▶ Instructions for the task
Can you output the records below exactly as they are written?

▶ Given entries
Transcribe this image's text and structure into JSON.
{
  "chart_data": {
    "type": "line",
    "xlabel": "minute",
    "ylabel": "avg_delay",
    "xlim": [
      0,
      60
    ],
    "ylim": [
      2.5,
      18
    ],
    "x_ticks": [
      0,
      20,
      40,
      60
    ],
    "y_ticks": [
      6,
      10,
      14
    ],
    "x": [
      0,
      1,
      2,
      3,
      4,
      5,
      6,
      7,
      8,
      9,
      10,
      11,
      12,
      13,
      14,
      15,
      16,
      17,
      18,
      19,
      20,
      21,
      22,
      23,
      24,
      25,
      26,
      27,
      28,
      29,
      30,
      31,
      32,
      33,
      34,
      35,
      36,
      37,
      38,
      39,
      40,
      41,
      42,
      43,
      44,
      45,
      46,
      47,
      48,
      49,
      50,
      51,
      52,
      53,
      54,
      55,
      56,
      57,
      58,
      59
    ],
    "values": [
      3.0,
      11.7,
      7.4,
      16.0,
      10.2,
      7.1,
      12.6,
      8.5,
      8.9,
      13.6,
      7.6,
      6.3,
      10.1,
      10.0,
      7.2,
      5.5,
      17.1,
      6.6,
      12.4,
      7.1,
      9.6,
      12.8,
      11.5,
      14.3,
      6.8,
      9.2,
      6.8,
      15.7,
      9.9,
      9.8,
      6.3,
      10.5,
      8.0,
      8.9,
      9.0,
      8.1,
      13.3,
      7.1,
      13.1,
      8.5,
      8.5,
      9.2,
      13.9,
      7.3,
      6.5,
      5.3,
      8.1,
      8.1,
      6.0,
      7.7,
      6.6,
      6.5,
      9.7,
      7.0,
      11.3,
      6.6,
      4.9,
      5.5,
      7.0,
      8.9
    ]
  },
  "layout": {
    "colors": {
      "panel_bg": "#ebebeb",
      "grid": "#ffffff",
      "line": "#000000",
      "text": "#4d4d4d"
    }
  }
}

▶ Result of the task
Transcribe this image's text and structure into JSON.
{
  "chart_data": {
    "type": "line",
    "xlabel": "minute",
    "ylabel": "avg_delay",
    "xlim": [
      0,
      60
    ],
    "ylim": [
      2.5,
      18
    ],
    "x_ticks": [
      0,
      20,
      40,
      60
    ],
    "y_ticks": [
      6,
      10,
      14
    ],
    "x": [
      0,
      1,
      2,
      3,
      4,
      5,
      6,
      7,
      8,
      9,
      10,
      11,
      12,
      13,
      14,
      15,
      16,
      17,
      18,
      19,
      20,
      21,
      22,
      23,
      24,
      25,
      26,
      27,
      28,
      29,
      30,
      31,
      32,
      33,
      34,
      35,
      36,
      37,
      38,
      39,
      40,
      41,
      42,
      43,
      44,
      45,
      46,
      47,
      48,
      49,
      50,
      51,
      52,
      53,
      54,
      55,
      56,
      57,
      58,
      59
    ],
    "values": [
      3.0,
      11.7,
      7.4,
      16.0,
      10.2,
      7.1,
      12.6,
      8.5,
      8.9,
      13.6,
      7.6,
      6.3,
      10.1,
      10.0,
      7.2,
      5.5,
      17.1,
      6.6,
      12.4,
      7.1,
      9.6,
      12.8,
      11.5,
      14.3,
      6.8,
      9.2,
      6.8,
      15.7,
      9.9,
      9.8,
      6.3,
      10.5,
      8.0,
      8.9,
      9.0,
      8.1,
      13.3,
      7.1,
      13.1,
      8.5,
      8.5,
      9.2,
      13.9,
      7.3,
      6.5,
      5.3,
      8.1,
      8.1,
      6.0,
      7.7,
      6.6,
      6.5,
      9.7,
      7.0,
      11.3,
      6.6,
      4.9,
      5.5,
      7.0,
      8.9
    ]
  },
  "layout": {
    "colors": {
      "panel_bg": "#ebebeb",
      "grid": "#ffffff",
      "line": "#000000",
      "text": "#4d4d4d"
    }
  }
}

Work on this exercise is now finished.